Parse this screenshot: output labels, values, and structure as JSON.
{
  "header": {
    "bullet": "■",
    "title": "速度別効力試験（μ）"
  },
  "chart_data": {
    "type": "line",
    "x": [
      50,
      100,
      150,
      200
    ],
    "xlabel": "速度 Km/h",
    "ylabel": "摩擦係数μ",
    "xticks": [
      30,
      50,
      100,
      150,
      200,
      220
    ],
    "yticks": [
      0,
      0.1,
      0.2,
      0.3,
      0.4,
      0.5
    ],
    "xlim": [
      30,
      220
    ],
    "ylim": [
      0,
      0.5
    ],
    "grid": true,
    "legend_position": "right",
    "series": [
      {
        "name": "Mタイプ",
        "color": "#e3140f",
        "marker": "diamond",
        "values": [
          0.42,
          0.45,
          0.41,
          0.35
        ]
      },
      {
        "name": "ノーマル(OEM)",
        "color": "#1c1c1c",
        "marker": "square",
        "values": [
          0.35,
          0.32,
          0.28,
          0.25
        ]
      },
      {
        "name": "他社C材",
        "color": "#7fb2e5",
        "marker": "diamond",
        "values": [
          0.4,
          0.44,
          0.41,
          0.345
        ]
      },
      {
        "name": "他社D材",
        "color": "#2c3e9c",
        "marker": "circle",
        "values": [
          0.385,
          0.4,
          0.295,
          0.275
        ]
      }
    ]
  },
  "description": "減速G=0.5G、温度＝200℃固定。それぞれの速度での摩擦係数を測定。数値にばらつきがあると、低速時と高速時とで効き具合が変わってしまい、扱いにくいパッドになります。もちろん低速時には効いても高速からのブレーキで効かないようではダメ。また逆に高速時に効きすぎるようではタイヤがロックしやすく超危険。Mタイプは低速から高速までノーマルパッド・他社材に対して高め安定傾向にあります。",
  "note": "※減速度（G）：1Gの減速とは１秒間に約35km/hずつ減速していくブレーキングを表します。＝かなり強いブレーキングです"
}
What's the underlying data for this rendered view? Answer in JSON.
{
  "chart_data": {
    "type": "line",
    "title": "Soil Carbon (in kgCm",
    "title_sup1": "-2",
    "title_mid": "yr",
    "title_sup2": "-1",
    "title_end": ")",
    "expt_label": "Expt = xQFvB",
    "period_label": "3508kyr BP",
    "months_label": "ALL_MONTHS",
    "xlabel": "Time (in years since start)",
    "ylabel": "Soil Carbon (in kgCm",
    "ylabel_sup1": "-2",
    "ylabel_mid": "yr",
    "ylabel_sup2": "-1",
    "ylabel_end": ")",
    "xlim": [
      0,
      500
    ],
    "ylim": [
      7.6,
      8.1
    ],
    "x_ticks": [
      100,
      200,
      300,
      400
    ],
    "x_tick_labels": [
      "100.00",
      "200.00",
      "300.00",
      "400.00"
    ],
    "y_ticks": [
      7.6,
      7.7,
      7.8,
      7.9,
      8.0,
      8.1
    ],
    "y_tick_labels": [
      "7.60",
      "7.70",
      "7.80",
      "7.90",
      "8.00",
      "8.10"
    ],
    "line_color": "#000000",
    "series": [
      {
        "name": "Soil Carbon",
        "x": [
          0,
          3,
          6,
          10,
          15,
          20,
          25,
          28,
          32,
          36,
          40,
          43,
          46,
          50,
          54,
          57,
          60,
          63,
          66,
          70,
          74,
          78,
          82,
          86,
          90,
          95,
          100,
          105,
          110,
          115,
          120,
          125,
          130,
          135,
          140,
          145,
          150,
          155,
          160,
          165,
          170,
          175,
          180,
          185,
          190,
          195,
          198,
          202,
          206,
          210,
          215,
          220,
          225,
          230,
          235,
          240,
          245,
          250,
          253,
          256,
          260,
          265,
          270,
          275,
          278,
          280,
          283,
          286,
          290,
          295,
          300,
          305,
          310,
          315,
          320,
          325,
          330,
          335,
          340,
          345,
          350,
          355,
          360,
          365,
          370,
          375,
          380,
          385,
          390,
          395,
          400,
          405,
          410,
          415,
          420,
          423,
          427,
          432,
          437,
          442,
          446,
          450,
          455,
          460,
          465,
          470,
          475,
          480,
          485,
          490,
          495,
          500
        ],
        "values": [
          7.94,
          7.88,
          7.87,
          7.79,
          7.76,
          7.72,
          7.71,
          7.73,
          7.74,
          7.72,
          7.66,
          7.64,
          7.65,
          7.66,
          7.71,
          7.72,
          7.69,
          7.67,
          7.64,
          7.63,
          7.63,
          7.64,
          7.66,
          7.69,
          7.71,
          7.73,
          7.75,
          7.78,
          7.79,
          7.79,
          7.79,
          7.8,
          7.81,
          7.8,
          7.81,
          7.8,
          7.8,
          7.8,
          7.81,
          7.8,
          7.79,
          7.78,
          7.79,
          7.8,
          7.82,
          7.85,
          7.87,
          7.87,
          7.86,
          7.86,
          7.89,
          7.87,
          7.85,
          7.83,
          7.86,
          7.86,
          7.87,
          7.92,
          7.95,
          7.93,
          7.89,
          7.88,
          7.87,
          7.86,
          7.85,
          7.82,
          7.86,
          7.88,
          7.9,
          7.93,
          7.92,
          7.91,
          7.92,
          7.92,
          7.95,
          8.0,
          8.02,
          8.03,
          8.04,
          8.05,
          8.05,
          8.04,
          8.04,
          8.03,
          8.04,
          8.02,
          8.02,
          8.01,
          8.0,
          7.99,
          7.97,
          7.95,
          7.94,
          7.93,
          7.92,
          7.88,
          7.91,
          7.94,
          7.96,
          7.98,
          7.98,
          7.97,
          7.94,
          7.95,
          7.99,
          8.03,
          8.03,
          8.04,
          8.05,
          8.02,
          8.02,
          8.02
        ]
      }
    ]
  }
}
☆ ☆ ☆
Copy in full each line that holds the word "this".

Parse this screenshot: output labels, values, and structure as JSON.
What's the underlying data for this rendered view? Answer in JSON.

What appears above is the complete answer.